CONSIGNAS
A - Repite literalmente el pasaje del texto sobre Ramón Mérica que va desde "Hoy es un buen" hasta "sido arrancada malamente.".
B - Enumera las tres cosas con las que, según el texto sobre Ramón Mérica, él transitaba el Mercado del Puerto.

Mercado del Puerto, Mérica y Teresa
Se lo extraña a Ramón Mérica con su particular visión de los singulares personajes que pueblan al mundo.
Hoy es un buen día para recordarlo, pero mejor todavía el próximo sábado con su clásica convocatoria al Mercado del Puerto, un lugar que Ramón transitaba con su peinado a la gomina, su bufanda y su excelente disposición para compartir una aleccionante conversación. Recuerdo como si fuera hoy la primera vez que lo vi en la Redacción de El País y el último y desconcertante encuentro que tuvimos, también en El País, pero unos 50 años después. Se lo veía impecable como siempre, aunque con una de esas zapatillas que solo se llevan en la intimidad de la propia casa. ¡Qué bueno que te mejoraste! Estás como siempre, le dije. No como siempre, me respondió. Por ejemplo, me doy cuenta que me conocés y me apreciás, cosa que te agradezco mucho, pero no tengo la menor idea de quien sos y te pido disculpas por eso. Buena parte de su memoria le había sido arrancada malamente.

MATERIAL RECOPILADO
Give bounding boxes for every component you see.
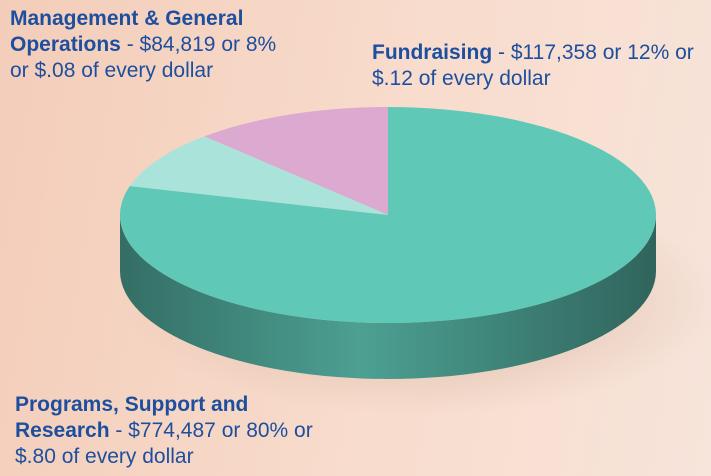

RESPUESTAS
A -
Hoy es un buen día para recordarlo, pero mejor todavía el próximo sábado con su clásica convocatoria al Mercado del Puerto, un lugar que Ramón transitaba con su peinado a la gomina, su bufanda y su excelente disposición para compartir una aleccionante conversación. Recuerdo como si fuera hoy la primera vez que lo vi en la Redacción de El País y el último y desconcertante encuentro que tuvimos, también en El País, pero unos 50 años después. Se lo veía impecable como siempre, aunque con una de esas zapatillas que solo se llevan en la intimidad de la propia casa. ¡Qué bueno que te mejoraste! Estás como siempre, le dije. No como siempre, me respondió. Por ejemplo, me doy cuenta que me conocés y me apreciás, cosa que te agradezco mucho, pero no tengo la menor idea de quien sos y te pido disculpas por eso. Buena parte de su memoria le había sido arrancada malamente.

B -
- Su peinado a la gomina
- Su bufanda
- Su excelente disposición para compartir una aleccionante conversación